[START OF GIVEN INFORMATION]

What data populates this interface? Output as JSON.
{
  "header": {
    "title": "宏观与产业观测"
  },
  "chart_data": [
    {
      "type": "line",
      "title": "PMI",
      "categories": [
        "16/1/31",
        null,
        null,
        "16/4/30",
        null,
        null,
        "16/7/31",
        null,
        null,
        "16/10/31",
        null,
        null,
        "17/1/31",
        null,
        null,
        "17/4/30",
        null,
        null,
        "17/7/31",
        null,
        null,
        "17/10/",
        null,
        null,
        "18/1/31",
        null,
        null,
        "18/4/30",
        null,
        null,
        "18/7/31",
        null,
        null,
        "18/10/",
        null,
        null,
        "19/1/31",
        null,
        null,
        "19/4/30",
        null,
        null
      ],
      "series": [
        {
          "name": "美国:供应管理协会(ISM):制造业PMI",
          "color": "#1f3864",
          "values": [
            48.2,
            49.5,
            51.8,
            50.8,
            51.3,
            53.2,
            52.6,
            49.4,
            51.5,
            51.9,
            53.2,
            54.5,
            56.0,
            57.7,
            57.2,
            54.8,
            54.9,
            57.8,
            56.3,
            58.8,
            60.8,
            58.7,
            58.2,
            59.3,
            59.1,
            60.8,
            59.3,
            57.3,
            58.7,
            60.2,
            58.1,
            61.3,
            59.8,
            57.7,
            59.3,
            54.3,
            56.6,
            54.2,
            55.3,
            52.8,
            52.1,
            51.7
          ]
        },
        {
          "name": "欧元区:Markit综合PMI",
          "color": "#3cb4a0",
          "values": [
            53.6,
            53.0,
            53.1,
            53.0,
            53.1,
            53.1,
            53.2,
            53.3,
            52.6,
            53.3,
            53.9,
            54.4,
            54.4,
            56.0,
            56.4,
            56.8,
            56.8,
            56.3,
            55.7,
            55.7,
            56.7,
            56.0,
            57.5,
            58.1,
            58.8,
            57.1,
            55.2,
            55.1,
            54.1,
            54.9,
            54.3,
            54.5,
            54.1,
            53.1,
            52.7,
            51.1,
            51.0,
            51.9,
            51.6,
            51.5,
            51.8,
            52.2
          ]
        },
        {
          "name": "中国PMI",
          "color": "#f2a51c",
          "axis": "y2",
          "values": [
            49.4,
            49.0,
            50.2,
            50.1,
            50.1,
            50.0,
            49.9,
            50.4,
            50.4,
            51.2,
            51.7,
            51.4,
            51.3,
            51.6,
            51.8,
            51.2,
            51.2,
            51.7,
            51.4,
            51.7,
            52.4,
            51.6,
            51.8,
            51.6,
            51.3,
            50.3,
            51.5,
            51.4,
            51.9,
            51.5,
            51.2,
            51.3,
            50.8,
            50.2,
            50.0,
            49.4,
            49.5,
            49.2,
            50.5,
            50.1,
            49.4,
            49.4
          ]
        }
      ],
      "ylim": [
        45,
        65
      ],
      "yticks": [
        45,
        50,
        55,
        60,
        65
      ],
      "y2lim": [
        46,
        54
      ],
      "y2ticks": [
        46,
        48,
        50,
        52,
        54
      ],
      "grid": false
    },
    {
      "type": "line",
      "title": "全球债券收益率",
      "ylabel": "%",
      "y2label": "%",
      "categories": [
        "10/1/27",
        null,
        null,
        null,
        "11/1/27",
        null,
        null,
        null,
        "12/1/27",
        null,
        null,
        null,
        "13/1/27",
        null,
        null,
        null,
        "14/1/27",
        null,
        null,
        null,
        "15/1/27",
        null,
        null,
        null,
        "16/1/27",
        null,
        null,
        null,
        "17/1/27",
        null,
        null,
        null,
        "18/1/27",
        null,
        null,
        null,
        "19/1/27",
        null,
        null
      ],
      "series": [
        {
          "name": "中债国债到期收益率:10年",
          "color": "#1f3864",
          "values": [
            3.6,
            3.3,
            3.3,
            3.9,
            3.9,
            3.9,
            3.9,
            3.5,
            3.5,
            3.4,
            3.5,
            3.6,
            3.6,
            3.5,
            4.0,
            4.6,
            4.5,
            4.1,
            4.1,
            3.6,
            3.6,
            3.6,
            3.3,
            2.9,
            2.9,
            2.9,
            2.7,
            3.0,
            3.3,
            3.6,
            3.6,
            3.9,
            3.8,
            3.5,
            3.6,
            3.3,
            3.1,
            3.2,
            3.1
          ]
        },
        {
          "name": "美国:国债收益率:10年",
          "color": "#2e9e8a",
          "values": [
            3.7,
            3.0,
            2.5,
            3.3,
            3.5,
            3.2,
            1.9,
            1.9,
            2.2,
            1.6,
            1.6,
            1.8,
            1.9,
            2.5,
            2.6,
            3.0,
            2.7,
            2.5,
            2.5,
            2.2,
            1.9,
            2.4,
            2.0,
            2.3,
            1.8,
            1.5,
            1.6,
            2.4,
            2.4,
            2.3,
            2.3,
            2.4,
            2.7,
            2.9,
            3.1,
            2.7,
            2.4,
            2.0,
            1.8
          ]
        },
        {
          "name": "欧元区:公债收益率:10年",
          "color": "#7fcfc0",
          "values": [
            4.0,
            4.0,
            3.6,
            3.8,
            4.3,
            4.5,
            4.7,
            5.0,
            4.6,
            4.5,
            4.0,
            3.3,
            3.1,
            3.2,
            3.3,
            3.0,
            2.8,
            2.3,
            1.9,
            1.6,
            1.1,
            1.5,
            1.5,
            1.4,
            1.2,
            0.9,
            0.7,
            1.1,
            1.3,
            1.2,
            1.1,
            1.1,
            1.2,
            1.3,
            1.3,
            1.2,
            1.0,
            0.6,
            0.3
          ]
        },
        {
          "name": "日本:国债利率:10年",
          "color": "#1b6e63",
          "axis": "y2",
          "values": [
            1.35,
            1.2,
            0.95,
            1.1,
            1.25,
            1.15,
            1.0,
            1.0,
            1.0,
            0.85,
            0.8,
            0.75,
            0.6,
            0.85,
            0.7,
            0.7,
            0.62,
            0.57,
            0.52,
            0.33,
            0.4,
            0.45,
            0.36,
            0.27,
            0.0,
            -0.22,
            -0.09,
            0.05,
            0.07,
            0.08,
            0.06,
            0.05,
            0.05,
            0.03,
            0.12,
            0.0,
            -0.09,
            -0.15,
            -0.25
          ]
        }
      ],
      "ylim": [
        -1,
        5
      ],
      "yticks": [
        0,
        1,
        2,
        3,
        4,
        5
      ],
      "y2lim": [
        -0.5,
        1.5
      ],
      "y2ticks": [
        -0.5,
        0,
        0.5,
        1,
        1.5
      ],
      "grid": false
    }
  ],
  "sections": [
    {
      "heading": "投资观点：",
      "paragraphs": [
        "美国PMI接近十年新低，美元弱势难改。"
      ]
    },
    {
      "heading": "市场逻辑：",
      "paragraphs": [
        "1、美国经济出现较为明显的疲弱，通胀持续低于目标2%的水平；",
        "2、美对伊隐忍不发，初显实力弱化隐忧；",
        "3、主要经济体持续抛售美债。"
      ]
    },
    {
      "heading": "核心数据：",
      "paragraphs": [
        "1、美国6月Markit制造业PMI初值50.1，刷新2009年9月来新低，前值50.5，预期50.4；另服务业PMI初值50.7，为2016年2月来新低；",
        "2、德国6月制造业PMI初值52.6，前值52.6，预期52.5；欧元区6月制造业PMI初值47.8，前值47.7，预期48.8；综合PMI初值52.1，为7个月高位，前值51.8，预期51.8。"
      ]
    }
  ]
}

[END OF GIVEN INFORMATION]

* [YOUR TASK]:
How many lines of the records contain the string "heading"? Respond with the number alone.

* [THE RESULT]:
3